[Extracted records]
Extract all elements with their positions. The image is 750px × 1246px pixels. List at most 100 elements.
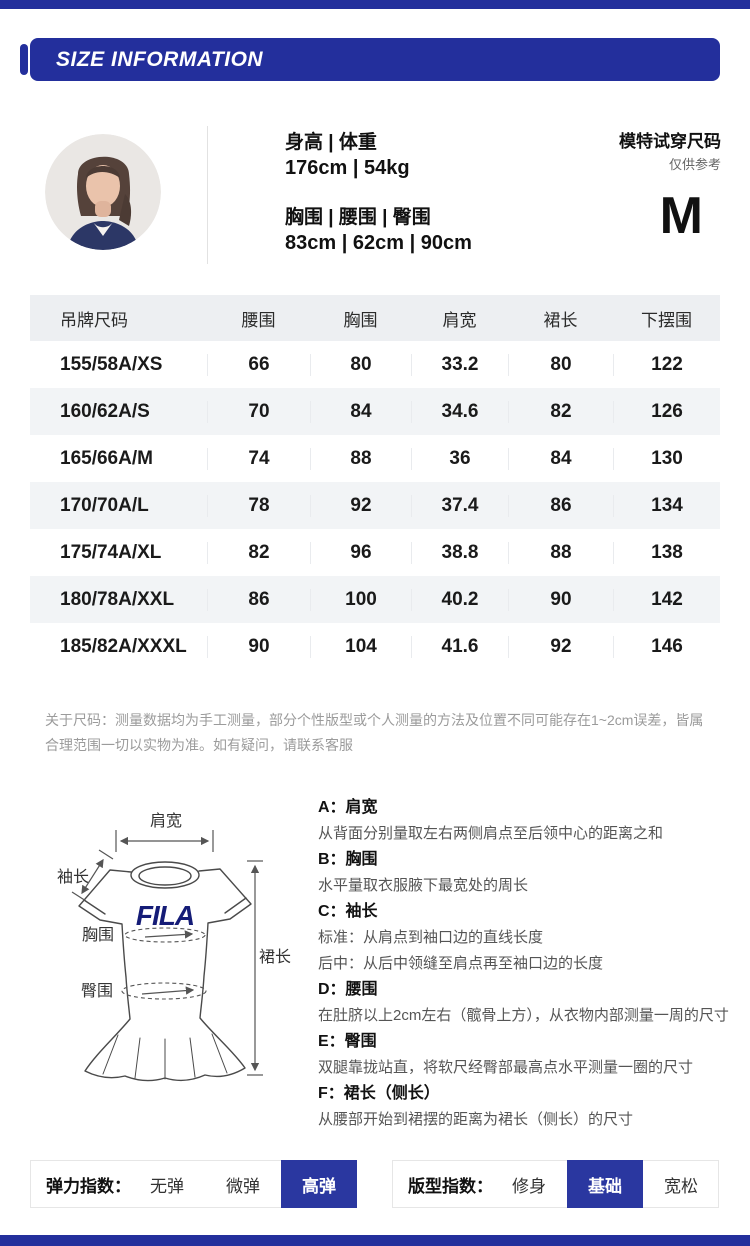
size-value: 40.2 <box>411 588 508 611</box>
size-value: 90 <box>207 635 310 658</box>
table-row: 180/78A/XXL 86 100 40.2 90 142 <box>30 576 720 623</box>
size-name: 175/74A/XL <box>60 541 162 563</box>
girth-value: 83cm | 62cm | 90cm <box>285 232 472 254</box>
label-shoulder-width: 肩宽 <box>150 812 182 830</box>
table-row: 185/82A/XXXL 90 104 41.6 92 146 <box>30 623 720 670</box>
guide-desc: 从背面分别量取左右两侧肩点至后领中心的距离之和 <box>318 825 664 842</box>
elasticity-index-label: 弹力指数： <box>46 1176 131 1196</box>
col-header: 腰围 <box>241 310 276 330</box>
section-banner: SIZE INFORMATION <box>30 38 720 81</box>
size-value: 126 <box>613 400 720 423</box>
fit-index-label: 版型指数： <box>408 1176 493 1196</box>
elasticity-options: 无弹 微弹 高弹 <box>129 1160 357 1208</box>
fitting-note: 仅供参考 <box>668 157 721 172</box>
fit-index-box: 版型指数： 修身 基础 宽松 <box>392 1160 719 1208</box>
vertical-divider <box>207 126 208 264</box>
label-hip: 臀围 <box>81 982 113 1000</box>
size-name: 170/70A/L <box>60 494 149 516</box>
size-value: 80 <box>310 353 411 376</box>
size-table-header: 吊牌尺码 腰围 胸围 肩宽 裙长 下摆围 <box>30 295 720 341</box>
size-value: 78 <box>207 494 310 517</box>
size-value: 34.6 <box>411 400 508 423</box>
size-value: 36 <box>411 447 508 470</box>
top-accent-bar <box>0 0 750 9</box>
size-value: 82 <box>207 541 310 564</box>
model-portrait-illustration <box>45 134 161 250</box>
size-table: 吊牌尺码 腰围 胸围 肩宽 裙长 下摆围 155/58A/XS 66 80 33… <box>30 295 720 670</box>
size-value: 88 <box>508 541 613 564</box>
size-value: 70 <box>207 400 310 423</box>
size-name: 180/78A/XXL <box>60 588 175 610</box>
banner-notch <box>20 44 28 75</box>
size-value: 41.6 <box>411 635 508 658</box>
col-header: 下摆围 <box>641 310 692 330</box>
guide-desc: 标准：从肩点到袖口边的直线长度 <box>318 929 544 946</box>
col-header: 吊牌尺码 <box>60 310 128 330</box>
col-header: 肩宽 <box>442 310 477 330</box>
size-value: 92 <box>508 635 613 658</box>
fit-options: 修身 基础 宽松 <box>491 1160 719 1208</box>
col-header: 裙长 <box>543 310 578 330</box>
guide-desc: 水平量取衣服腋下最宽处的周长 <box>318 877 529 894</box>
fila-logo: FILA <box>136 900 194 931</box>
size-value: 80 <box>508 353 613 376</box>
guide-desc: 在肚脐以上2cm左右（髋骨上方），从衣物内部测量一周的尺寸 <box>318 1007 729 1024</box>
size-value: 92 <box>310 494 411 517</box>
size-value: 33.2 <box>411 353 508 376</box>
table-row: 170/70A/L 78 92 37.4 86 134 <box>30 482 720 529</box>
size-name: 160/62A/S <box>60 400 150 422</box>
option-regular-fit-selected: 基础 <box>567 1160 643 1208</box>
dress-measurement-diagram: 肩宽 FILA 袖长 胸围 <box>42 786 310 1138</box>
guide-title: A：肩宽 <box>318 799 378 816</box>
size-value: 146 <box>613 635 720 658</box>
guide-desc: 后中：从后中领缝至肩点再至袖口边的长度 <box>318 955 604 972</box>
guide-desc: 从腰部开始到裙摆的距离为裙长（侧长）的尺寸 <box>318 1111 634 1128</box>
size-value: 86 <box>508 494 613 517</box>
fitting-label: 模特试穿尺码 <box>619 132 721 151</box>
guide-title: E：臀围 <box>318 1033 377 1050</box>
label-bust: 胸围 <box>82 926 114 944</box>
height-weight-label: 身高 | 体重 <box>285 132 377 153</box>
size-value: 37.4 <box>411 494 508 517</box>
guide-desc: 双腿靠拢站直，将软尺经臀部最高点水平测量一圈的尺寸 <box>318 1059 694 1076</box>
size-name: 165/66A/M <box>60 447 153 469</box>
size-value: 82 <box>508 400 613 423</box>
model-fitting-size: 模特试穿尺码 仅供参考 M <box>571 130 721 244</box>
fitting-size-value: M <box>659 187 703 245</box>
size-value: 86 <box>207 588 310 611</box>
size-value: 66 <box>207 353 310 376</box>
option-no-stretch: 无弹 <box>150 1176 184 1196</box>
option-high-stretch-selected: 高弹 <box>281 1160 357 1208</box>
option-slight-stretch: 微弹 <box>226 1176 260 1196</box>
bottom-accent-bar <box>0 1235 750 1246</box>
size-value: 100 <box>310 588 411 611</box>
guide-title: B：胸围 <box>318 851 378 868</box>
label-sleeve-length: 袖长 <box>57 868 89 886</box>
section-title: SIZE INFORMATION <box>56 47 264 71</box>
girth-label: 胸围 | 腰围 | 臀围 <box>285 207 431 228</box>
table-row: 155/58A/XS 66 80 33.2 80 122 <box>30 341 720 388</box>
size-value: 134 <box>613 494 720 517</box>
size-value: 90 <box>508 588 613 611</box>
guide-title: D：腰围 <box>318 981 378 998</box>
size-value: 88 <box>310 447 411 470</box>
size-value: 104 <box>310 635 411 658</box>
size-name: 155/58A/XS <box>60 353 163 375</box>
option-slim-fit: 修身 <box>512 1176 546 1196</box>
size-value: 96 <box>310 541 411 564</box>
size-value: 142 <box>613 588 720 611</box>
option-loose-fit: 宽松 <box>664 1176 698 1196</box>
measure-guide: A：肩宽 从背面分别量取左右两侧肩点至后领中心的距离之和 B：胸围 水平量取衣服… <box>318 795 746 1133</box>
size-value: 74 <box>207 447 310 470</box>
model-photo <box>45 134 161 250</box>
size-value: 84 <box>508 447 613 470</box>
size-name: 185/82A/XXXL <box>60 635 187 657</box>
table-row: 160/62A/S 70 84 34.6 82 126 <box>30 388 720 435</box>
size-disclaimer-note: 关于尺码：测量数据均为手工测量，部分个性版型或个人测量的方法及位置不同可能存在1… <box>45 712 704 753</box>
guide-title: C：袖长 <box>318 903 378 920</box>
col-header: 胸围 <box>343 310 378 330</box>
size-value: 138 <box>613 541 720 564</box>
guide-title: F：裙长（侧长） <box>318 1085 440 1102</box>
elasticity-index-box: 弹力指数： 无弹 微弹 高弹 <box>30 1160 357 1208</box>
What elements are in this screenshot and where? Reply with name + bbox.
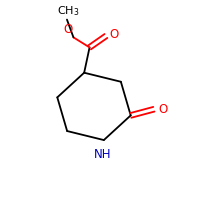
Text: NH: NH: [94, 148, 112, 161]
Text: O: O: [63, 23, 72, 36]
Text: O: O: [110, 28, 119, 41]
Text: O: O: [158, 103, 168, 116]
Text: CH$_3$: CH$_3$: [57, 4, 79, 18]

> Requirements:
Please reproduce every line of the records above word for word, leaving out the pictures.

> Result of this task:
Extract all elements with their positions. The image is 750px × 1246px pixels. List at most 100 elements.
size-value: 40.2 <box>411 588 508 611</box>
size-value: 90 <box>207 635 310 658</box>
table-row: 180/78A/XXL 86 100 40.2 90 142 <box>30 576 720 623</box>
size-name: 175/74A/XL <box>60 541 162 563</box>
girth-value: 83cm | 62cm | 90cm <box>285 232 472 254</box>
label-shoulder-width: 肩宽 <box>150 812 182 830</box>
table-row: 185/82A/XXXL 90 104 41.6 92 146 <box>30 623 720 670</box>
guide-desc: 从背面分别量取左右两侧肩点至后领中心的距离之和 <box>318 825 664 842</box>
elasticity-index-label: 弹力指数： <box>46 1176 131 1196</box>
col-header: 腰围 <box>241 310 276 330</box>
section-banner: SIZE INFORMATION <box>30 38 720 81</box>
size-value: 126 <box>613 400 720 423</box>
fit-index-label: 版型指数： <box>408 1176 493 1196</box>
elasticity-options: 无弹 微弹 高弹 <box>129 1160 357 1208</box>
fitting-note: 仅供参考 <box>668 157 721 172</box>
fit-index-box: 版型指数： 修身 基础 宽松 <box>392 1160 719 1208</box>
vertical-divider <box>207 126 208 264</box>
label-hip: 臀围 <box>81 982 113 1000</box>
size-name: 170/70A/L <box>60 494 149 516</box>
size-value: 80 <box>310 353 411 376</box>
size-table-header: 吊牌尺码 腰围 胸围 肩宽 裙长 下摆围 <box>30 295 720 341</box>
size-value: 78 <box>207 494 310 517</box>
size-value: 34.6 <box>411 400 508 423</box>
size-value: 36 <box>411 447 508 470</box>
top-accent-bar <box>0 0 750 9</box>
size-value: 82 <box>207 541 310 564</box>
model-portrait-illustration <box>45 134 161 250</box>
size-table: 吊牌尺码 腰围 胸围 肩宽 裙长 下摆围 155/58A/XS 66 80 33… <box>30 295 720 670</box>
size-value: 88 <box>508 541 613 564</box>
size-value: 70 <box>207 400 310 423</box>
size-name: 180/78A/XXL <box>60 588 175 610</box>
banner-notch <box>20 44 28 75</box>
size-value: 41.6 <box>411 635 508 658</box>
col-header: 下摆围 <box>641 310 692 330</box>
guide-desc: 标准：从肩点到袖口边的直线长度 <box>318 929 544 946</box>
col-header: 吊牌尺码 <box>60 310 128 330</box>
col-header: 肩宽 <box>442 310 477 330</box>
size-value: 92 <box>508 635 613 658</box>
fit-options: 修身 基础 宽松 <box>491 1160 719 1208</box>
col-header: 裙长 <box>543 310 578 330</box>
guide-desc: 水平量取衣服腋下最宽处的周长 <box>318 877 529 894</box>
fila-logo: FILA <box>136 900 194 931</box>
size-value: 80 <box>508 353 613 376</box>
guide-desc: 在肚脐以上2cm左右（髋骨上方），从衣物内部测量一周的尺寸 <box>318 1007 729 1024</box>
size-value: 92 <box>310 494 411 517</box>
size-value: 33.2 <box>411 353 508 376</box>
table-row: 170/70A/L 78 92 37.4 86 134 <box>30 482 720 529</box>
size-name: 160/62A/S <box>60 400 150 422</box>
option-regular-fit-selected: 基础 <box>567 1160 643 1208</box>
dress-measurement-diagram: 肩宽 FILA 袖长 胸围 <box>42 786 310 1138</box>
guide-title: A：肩宽 <box>318 799 378 816</box>
size-value: 146 <box>613 635 720 658</box>
guide-desc: 后中：从后中领缝至肩点再至袖口边的长度 <box>318 955 604 972</box>
guide-desc: 从腰部开始到裙摆的距离为裙长（侧长）的尺寸 <box>318 1111 634 1128</box>
size-value: 86 <box>508 494 613 517</box>
fitting-label: 模特试穿尺码 <box>619 132 721 151</box>
guide-title: E：臀围 <box>318 1033 377 1050</box>
label-bust: 胸围 <box>82 926 114 944</box>
height-weight-label: 身高 | 体重 <box>285 132 377 153</box>
size-value: 37.4 <box>411 494 508 517</box>
guide-desc: 双腿靠拢站直，将软尺经臀部最高点水平测量一圈的尺寸 <box>318 1059 694 1076</box>
size-name: 165/66A/M <box>60 447 153 469</box>
size-value: 82 <box>508 400 613 423</box>
model-fitting-size: 模特试穿尺码 仅供参考 M <box>571 130 721 244</box>
fitting-size-value: M <box>659 187 703 245</box>
size-value: 86 <box>207 588 310 611</box>
size-value: 66 <box>207 353 310 376</box>
option-no-stretch: 无弹 <box>150 1176 184 1196</box>
option-high-stretch-selected: 高弹 <box>281 1160 357 1208</box>
option-slight-stretch: 微弹 <box>226 1176 260 1196</box>
bottom-accent-bar <box>0 1235 750 1246</box>
size-value: 100 <box>310 588 411 611</box>
guide-title: B：胸围 <box>318 851 378 868</box>
label-sleeve-length: 袖长 <box>57 868 89 886</box>
section-title: SIZE INFORMATION <box>56 47 264 71</box>
girth-label: 胸围 | 腰围 | 臀围 <box>285 207 431 228</box>
table-row: 155/58A/XS 66 80 33.2 80 122 <box>30 341 720 388</box>
size-value: 134 <box>613 494 720 517</box>
size-value: 90 <box>508 588 613 611</box>
guide-title: D：腰围 <box>318 981 378 998</box>
size-value: 88 <box>310 447 411 470</box>
size-value: 104 <box>310 635 411 658</box>
size-name: 155/58A/XS <box>60 353 163 375</box>
option-slim-fit: 修身 <box>512 1176 546 1196</box>
size-value: 96 <box>310 541 411 564</box>
size-value: 142 <box>613 588 720 611</box>
option-loose-fit: 宽松 <box>664 1176 698 1196</box>
measure-guide: A：肩宽 从背面分别量取左右两侧肩点至后领中心的距离之和 B：胸围 水平量取衣服… <box>318 795 746 1133</box>
size-value: 74 <box>207 447 310 470</box>
model-photo <box>45 134 161 250</box>
size-value: 84 <box>508 447 613 470</box>
size-name: 185/82A/XXXL <box>60 635 187 657</box>
table-row: 160/62A/S 70 84 34.6 82 126 <box>30 388 720 435</box>
size-disclaimer-note: 关于尺码：测量数据均为手工测量，部分个性版型或个人测量的方法及位置不同可能存在1… <box>45 712 704 753</box>
guide-title: C：袖长 <box>318 903 378 920</box>
col-header: 胸围 <box>343 310 378 330</box>
size-value: 138 <box>613 541 720 564</box>
guide-title: F：裙长（侧长） <box>318 1085 440 1102</box>
elasticity-index-box: 弹力指数： 无弹 微弹 高弹 <box>30 1160 357 1208</box>
What elements are in this screenshot and where? Reply with name + bbox.
Text: NH: NH: [94, 148, 112, 161]
Text: O: O: [63, 23, 72, 36]
Text: O: O: [110, 28, 119, 41]
Text: O: O: [158, 103, 168, 116]
Text: CH$_3$: CH$_3$: [57, 4, 79, 18]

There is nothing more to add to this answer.